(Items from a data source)
============================================================

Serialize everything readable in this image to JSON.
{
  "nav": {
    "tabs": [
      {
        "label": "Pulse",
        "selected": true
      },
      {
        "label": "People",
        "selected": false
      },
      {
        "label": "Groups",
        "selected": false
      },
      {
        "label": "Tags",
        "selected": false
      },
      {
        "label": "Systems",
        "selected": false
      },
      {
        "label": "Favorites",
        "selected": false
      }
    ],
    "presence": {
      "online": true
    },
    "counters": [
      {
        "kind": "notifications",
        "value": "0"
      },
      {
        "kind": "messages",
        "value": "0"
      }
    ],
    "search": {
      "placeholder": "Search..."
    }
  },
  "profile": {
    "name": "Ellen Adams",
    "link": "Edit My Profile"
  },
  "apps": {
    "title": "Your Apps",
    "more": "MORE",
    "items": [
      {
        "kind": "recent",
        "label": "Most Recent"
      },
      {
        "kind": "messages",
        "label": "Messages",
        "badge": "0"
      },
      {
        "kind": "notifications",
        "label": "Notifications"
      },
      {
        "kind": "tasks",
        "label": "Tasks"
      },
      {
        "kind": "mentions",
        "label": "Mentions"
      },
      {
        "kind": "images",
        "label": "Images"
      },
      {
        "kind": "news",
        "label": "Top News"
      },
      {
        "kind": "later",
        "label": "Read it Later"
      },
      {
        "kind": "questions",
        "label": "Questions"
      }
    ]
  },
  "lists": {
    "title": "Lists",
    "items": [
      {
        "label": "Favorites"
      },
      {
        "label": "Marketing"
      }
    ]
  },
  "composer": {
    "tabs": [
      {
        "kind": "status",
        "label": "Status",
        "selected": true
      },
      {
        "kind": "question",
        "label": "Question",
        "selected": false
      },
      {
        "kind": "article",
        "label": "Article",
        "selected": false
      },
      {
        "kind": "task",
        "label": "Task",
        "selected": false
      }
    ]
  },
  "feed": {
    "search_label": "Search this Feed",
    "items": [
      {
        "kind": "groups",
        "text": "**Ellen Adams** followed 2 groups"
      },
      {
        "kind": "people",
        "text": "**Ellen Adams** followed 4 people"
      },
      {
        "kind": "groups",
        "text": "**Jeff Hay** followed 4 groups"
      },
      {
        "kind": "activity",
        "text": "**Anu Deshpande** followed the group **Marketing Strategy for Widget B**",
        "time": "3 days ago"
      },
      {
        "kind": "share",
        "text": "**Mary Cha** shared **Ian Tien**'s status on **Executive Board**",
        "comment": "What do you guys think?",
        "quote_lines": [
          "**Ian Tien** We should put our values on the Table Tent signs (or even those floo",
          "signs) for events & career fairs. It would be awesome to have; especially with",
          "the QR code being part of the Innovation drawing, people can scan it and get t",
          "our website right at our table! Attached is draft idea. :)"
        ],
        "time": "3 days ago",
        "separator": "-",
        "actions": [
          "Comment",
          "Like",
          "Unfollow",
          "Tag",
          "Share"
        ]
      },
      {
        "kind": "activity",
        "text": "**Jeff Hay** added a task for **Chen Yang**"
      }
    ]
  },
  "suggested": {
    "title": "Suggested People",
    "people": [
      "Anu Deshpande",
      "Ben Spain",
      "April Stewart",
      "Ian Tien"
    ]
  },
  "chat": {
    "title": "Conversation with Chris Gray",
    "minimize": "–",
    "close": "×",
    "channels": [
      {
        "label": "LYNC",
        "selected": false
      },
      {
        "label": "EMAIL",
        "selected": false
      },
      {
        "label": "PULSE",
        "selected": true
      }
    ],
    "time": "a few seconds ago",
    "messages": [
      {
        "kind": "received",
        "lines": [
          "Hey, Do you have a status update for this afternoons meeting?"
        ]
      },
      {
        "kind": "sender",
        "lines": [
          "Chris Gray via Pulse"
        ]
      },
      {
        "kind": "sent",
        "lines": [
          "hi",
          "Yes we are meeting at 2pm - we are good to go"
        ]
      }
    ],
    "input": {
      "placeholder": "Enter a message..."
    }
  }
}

============================================================

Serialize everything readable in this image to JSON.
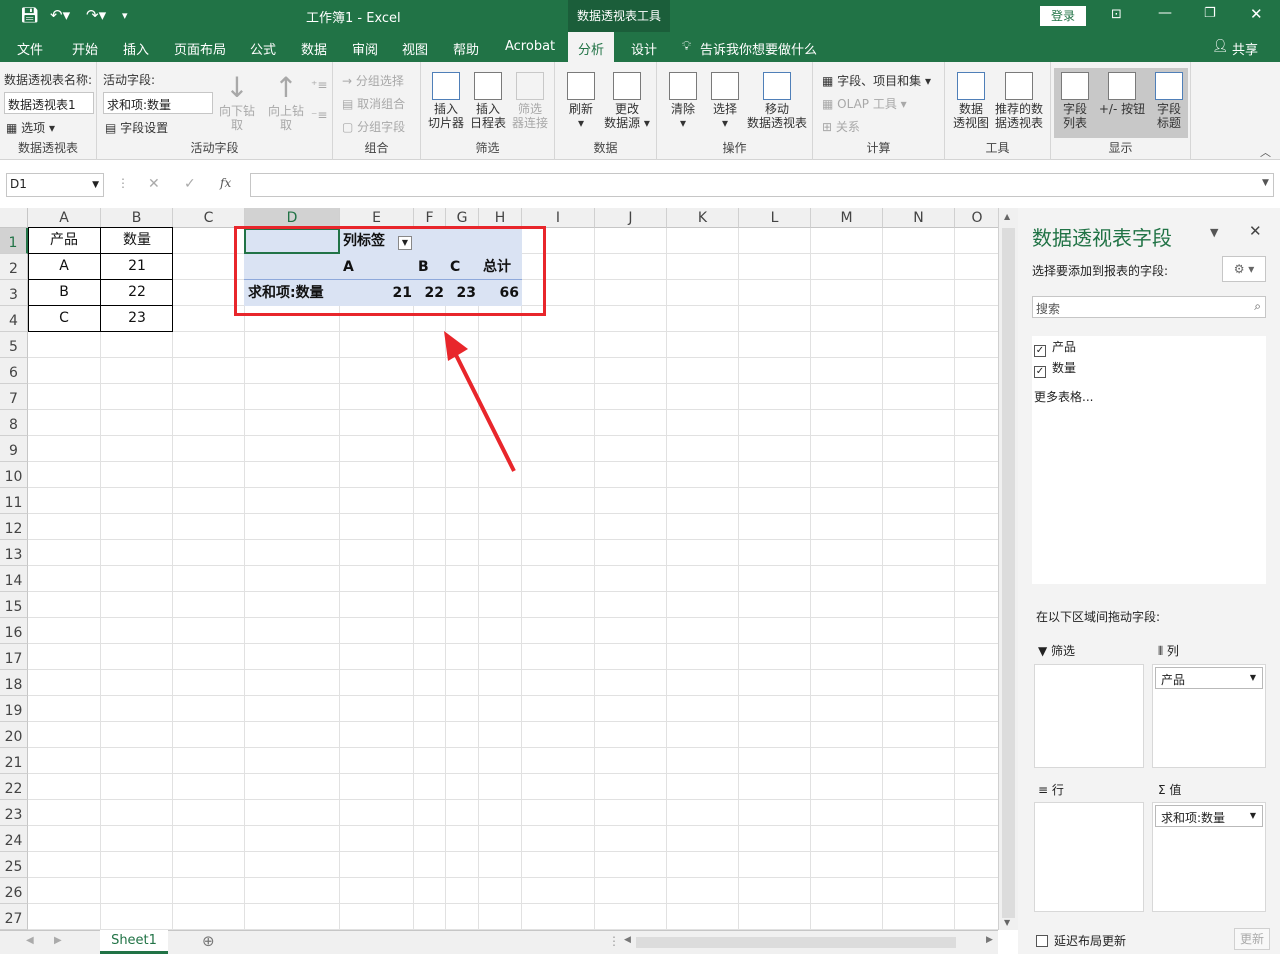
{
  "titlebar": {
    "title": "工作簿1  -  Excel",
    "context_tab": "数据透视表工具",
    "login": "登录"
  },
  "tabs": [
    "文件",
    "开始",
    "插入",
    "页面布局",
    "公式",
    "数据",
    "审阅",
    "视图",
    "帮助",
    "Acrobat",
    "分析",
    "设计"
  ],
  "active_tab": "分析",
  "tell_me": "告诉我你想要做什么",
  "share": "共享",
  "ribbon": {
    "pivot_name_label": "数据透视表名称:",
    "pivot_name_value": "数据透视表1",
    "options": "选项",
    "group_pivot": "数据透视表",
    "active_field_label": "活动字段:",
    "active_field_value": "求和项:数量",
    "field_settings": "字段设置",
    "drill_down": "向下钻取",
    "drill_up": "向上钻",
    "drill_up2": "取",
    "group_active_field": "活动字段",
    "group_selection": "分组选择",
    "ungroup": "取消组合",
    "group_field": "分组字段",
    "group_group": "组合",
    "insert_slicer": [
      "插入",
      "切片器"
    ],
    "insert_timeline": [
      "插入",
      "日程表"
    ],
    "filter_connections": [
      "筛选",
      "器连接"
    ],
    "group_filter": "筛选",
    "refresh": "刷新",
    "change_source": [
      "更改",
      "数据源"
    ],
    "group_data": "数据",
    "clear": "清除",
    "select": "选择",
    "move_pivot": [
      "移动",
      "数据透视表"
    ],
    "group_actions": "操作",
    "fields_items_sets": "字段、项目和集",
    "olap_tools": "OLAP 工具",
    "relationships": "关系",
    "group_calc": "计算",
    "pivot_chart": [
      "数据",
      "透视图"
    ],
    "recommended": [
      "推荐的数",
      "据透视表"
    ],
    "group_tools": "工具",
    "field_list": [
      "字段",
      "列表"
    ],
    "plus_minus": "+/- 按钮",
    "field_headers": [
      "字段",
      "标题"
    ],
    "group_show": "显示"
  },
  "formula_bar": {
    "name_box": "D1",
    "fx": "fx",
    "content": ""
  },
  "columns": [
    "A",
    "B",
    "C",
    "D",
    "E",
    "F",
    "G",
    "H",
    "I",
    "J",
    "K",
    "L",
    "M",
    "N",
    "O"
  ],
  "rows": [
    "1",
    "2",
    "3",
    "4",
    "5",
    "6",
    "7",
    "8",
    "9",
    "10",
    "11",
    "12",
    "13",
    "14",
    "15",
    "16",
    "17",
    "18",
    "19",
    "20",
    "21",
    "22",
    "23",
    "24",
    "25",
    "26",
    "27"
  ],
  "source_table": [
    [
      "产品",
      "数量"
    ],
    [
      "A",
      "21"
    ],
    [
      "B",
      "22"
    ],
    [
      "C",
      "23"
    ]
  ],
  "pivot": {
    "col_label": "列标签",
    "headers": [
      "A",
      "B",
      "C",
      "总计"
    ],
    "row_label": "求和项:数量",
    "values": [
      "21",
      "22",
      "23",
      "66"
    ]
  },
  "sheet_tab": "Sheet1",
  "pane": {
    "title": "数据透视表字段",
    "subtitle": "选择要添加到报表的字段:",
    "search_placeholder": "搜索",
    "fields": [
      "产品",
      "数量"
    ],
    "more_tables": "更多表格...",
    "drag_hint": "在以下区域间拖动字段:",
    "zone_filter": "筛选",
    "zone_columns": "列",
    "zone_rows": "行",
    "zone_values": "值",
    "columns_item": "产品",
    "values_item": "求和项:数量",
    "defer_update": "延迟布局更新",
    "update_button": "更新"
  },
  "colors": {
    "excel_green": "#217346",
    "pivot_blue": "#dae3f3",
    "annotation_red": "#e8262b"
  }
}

============================================================

◆ **Problem details**: Search the entries for the word "with", then list each line that holds it.

◆ **Correct answer**:
          "signs) for events & career fairs. It would be awesome to have; especially with",
    "title": "Conversation with Chris Gray",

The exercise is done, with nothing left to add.